→ **TRAVAIL À FAIRE**:
1. Dans l'extrait sur le compagnonnage, en quelle année Pierre-François Guillon a-t-il fondé l'école de Romanèche-Thorins ?
2. Recopiez tel quel le passage de l'extrait sur le compagnonnage qui va de « L'école pratique de » jusqu'à « aux expositions temporaires. ».

→ **EXTRAIT**:

Tradition multiséculaire, gage du savoir-faire et de l'excellence française, le compagnonnage est une pratique aujourd'hui bien méconnue. Mis en lumière par le drame de l'incendie de Notre-Dame de Paris, les compagnons sont les gardiens de connaissances transmises de génération en génération, aspirant au chef-d'oeuvre parfait. Le compagnonnage français est inscrit au patrimoine culturel immatériel de l'humanité en 2010 en tant que "réseau de transmission des savoirs et des identités par le métier". Un comité intergouvernemental de l'UNESCO réuni à Nairobi y a vu "un moyen unique de transmettre des savoirs et savoir-faire".
 L'école pratique de stéréotomie appliquée à la construction de Romanèche-Thorins, aujourd'hui musée départemental du compagnonnage, est représentative de cette formation professionnelle exigeante. L'établissement qui a formé des dizaines d'élèves a été fondée en 1871 par Pierre-François Guillon, maître charpentier qui porte le nom compagnonnique de Mâconnais l'Enfant du Progrès. Son fils Osiris a voulu préserver l'oeuvre de Pierre-François en fondant un musée en 1928. Epures, maquettes, chefs-d’œuvre constituent le coeur de la collection permanente du musée actuel, qui s'ouvrent à d'autres créations grâce aux expositions temporaires.

→ **SECTION DES DONNÉES**:

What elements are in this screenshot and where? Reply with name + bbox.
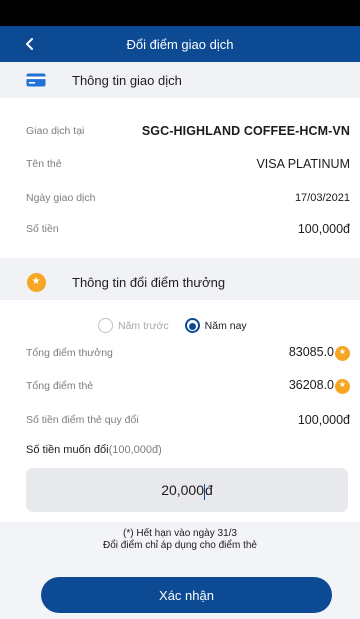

→ **CORRIGÉ DE L'EXERCICE**:
1. En 1871.

2.
L'école pratique de stéréotomie appliquée à la construction de Romanèche-Thorins, aujourd'hui musée départemental du compagnonnage, est représentative de cette formation professionnelle exigeante. L'établissement qui a formé des dizaines d'élèves a été fondée en 1871 par Pierre-François Guillon, maître charpentier qui porte le nom compagnonnique de Mâconnais l'Enfant du Progrès. Son fils Osiris a voulu préserver l'oeuvre de Pierre-François en fondant un musée en 1928. Epures, maquettes, chefs-d’œuvre constituent le coeur de la collection permanente du musée actuel, qui s'ouvrent à d'autres créations grâce aux expositions temporaires.